THE TASK: Scan the listing below and copy every line holding "this".

INPUT MATERIAL:
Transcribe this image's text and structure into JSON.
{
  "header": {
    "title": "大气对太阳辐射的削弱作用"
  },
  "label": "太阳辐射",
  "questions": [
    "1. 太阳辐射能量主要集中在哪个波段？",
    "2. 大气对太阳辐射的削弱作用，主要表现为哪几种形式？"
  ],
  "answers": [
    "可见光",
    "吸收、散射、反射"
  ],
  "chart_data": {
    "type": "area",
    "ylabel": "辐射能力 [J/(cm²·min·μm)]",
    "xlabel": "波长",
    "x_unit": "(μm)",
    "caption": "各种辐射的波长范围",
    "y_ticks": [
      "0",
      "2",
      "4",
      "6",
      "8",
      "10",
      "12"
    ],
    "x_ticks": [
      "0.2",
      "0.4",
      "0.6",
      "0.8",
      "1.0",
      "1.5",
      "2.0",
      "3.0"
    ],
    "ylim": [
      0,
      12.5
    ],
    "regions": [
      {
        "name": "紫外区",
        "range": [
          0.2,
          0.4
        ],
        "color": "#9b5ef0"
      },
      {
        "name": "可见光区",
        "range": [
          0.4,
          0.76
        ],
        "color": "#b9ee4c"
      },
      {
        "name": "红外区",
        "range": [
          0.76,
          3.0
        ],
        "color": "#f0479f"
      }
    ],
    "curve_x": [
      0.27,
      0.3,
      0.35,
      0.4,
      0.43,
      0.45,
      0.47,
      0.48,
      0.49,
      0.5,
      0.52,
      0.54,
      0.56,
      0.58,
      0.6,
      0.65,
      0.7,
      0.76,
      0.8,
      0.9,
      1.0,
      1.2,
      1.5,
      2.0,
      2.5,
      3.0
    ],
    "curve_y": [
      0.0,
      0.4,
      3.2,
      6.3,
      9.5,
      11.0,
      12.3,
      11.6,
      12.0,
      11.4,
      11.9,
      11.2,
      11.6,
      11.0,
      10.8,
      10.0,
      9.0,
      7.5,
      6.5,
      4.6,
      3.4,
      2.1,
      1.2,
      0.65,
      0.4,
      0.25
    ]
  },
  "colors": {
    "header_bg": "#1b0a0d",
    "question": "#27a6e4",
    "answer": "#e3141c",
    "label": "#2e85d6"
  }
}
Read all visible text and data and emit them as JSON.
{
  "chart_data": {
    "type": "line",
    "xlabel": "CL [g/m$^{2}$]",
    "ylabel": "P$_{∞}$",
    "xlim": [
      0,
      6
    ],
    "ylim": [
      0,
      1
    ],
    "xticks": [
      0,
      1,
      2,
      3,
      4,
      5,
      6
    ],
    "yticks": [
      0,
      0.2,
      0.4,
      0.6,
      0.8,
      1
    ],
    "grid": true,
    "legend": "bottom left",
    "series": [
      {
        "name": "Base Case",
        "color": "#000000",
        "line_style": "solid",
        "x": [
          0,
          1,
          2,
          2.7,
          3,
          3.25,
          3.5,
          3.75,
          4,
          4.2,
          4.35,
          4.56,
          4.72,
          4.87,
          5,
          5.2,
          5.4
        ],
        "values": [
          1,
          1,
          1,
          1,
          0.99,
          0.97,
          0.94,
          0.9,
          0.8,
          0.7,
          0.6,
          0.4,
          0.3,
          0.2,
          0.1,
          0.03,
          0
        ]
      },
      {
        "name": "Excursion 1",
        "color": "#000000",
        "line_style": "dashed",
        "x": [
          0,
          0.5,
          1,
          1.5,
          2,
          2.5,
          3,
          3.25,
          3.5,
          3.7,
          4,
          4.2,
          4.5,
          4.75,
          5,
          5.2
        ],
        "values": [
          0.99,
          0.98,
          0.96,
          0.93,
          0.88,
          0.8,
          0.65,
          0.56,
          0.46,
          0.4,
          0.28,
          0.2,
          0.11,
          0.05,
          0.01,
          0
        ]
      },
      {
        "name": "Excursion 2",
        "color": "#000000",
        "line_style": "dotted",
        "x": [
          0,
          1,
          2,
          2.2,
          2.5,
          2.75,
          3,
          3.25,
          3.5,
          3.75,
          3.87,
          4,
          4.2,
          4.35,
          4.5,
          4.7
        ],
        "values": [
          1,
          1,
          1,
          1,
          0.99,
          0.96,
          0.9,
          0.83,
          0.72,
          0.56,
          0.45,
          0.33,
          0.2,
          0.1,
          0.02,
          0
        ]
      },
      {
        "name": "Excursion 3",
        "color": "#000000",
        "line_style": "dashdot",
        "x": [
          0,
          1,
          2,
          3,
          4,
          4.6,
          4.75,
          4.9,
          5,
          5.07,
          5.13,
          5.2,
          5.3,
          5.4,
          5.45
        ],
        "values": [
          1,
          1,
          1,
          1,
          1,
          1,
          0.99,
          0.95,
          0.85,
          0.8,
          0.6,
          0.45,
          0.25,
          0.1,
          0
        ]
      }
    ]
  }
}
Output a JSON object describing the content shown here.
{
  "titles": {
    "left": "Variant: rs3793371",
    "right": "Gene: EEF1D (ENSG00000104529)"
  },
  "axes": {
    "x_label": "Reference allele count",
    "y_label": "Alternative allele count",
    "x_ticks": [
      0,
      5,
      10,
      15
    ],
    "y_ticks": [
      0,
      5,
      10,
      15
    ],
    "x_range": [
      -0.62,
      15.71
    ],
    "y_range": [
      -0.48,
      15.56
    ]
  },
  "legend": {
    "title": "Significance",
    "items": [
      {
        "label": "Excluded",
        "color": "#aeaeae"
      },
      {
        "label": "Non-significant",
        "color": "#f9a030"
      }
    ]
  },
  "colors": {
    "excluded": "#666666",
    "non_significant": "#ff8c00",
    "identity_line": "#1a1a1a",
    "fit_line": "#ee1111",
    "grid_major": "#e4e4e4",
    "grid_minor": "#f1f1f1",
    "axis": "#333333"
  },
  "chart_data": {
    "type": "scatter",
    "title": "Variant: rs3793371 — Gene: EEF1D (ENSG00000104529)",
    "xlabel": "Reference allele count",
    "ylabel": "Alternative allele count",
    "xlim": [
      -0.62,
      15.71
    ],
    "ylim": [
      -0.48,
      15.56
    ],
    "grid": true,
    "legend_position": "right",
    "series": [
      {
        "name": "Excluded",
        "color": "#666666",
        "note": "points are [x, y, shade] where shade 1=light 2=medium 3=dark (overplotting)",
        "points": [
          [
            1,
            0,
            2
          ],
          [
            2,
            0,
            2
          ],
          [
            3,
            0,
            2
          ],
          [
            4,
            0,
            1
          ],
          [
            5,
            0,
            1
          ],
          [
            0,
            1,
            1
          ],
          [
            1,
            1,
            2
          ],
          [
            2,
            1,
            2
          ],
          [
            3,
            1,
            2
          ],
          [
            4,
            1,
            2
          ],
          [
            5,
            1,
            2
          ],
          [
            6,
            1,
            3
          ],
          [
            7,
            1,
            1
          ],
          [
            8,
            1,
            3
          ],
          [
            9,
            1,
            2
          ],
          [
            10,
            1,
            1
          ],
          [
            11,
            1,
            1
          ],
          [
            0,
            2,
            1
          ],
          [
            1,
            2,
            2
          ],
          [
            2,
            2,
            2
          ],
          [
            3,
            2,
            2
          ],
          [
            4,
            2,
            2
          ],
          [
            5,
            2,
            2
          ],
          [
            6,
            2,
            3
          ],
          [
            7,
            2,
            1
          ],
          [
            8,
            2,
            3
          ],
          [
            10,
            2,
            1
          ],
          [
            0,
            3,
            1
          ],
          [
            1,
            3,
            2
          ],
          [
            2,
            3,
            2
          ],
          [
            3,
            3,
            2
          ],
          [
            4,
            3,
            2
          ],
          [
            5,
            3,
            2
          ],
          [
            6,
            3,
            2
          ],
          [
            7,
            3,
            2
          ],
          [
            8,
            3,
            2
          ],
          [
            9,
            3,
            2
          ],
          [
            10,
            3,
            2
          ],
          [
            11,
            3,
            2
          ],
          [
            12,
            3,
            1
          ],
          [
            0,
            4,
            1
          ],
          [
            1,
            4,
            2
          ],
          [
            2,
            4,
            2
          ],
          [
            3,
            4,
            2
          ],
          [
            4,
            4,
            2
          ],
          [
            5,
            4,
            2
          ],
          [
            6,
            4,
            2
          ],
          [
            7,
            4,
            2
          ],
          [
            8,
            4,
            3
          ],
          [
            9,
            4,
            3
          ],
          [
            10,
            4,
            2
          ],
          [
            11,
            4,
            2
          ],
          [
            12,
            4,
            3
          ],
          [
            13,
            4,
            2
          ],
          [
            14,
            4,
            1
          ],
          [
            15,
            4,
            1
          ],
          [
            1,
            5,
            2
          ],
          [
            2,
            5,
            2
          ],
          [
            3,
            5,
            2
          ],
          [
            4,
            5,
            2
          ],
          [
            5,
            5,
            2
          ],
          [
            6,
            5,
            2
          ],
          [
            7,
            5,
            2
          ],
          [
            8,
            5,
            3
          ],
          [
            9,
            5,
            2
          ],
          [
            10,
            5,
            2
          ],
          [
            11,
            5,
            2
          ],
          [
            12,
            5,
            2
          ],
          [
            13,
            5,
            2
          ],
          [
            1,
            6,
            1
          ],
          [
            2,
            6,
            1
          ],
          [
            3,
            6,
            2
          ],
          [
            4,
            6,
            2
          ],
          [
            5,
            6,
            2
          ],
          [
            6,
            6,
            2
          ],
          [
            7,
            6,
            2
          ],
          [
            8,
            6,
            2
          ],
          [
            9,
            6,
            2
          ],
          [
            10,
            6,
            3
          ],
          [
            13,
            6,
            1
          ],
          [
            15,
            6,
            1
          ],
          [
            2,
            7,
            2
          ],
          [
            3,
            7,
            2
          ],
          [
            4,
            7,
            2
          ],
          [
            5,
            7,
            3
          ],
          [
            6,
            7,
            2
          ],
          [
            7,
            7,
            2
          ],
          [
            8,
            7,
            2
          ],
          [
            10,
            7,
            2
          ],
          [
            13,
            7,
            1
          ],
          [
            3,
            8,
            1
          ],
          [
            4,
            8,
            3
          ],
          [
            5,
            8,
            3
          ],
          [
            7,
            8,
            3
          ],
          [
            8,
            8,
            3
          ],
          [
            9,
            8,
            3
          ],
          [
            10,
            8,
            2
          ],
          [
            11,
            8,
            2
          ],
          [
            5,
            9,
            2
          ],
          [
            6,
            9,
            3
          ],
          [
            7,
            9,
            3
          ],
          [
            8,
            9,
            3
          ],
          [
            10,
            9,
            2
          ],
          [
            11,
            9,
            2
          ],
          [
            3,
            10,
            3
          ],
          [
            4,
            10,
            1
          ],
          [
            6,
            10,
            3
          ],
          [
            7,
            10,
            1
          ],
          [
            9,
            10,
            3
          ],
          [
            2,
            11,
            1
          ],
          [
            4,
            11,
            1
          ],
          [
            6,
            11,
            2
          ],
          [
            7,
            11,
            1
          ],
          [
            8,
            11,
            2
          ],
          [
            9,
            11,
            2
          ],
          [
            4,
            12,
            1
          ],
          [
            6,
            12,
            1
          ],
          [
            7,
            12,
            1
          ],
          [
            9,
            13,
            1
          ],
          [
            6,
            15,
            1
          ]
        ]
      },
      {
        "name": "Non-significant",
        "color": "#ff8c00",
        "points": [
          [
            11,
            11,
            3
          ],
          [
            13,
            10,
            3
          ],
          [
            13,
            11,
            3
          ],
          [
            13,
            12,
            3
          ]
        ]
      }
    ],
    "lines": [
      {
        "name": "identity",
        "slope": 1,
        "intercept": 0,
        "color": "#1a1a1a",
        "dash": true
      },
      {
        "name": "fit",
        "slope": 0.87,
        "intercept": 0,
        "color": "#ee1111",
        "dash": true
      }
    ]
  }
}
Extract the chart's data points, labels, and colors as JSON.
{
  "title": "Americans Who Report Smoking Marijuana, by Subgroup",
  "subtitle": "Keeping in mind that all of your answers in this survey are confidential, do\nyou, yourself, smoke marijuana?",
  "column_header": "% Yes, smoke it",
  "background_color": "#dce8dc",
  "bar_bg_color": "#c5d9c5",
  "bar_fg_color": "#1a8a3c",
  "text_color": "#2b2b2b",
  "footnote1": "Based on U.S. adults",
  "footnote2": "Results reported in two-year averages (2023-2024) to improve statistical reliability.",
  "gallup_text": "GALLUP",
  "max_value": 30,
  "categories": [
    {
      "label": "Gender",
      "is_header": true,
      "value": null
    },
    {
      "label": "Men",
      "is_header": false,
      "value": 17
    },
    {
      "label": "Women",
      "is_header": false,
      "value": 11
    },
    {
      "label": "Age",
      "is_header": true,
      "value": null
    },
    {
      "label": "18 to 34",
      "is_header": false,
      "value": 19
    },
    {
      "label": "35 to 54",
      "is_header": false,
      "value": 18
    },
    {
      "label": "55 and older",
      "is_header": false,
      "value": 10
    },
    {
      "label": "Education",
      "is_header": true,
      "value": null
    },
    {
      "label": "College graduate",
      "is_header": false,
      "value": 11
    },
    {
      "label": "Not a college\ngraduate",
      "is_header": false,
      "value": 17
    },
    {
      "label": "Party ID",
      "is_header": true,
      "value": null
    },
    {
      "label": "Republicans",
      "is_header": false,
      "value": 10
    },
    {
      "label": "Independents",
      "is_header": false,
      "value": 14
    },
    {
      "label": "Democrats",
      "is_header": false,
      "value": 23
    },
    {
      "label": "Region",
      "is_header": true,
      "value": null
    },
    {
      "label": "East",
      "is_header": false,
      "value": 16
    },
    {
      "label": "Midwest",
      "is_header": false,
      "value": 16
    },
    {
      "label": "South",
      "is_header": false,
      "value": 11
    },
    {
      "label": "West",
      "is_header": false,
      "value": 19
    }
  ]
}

TASK OUTPUT:
Transcribe this image's text and structure into JSON.
  "subtitle": "Keeping in mind that all of your answers in this survey are confidential, do\nyou, yourself, smoke marijuana?",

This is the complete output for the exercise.